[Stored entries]
====

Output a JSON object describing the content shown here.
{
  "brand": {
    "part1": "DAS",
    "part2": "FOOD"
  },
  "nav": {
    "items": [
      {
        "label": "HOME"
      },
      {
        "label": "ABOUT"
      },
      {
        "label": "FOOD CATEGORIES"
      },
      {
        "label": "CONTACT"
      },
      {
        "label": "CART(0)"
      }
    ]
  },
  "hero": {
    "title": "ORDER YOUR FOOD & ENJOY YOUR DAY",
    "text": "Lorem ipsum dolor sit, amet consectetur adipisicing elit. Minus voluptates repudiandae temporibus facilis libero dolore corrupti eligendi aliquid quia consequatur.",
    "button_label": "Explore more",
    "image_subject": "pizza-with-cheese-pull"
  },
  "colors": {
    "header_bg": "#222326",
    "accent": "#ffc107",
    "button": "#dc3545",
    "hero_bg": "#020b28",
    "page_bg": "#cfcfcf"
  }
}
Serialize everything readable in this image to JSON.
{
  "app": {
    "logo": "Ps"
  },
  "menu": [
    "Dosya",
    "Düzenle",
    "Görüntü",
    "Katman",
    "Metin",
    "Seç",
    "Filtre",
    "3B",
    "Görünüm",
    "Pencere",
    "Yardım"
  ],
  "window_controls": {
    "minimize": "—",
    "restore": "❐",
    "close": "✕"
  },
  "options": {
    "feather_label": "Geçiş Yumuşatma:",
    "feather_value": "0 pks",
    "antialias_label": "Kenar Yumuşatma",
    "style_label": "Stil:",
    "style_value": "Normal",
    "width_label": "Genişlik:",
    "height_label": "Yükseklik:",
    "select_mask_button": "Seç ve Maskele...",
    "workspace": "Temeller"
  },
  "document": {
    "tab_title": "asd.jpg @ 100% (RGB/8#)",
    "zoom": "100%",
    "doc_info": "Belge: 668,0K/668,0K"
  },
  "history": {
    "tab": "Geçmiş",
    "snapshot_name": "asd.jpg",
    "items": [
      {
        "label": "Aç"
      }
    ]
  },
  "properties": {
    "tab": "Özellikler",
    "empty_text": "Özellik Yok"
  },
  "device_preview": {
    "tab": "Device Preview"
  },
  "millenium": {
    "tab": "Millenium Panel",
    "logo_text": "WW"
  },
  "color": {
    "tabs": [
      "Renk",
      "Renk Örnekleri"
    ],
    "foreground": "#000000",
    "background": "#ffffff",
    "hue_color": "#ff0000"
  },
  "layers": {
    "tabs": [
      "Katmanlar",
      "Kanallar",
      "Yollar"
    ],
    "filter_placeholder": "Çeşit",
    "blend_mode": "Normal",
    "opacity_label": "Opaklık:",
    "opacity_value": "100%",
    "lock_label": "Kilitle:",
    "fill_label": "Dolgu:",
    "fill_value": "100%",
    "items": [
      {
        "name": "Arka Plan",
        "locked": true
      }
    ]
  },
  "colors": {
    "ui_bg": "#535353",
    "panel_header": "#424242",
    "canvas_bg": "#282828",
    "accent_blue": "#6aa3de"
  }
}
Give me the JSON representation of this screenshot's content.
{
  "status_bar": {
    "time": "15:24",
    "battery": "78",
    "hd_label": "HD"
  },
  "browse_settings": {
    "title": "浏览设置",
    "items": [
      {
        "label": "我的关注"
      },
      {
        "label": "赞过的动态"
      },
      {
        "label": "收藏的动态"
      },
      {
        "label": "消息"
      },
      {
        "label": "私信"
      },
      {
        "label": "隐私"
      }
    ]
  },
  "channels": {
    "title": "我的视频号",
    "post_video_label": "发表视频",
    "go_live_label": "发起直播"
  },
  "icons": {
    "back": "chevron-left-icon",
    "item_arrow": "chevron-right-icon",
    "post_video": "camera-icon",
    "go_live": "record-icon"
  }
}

====

Begin with the line that contains "Give me the" and end with the last line of the records; set down every line in that span exactly, and nothing else.

Give me the JSON representation of this screenshot's content.
{
  "status_bar": {
    "time": "15:24",
    "battery": "78",
    "hd_label": "HD"
  },
  "browse_settings": {
    "title": "浏览设置",
    "items": [
      {
        "label": "我的关注"
      },
      {
        "label": "赞过的动态"
      },
      {
        "label": "收藏的动态"
      },
      {
        "label": "消息"
      },
      {
        "label": "私信"
      },
      {
        "label": "隐私"
      }
    ]
  },
  "channels": {
    "title": "我的视频号",
    "post_video_label": "发表视频",
    "go_live_label": "发起直播"
  },
  "icons": {
    "back": "chevron-left-icon",
    "item_arrow": "chevron-right-icon",
    "post_video": "camera-icon",
    "go_live": "record-icon"
  }
}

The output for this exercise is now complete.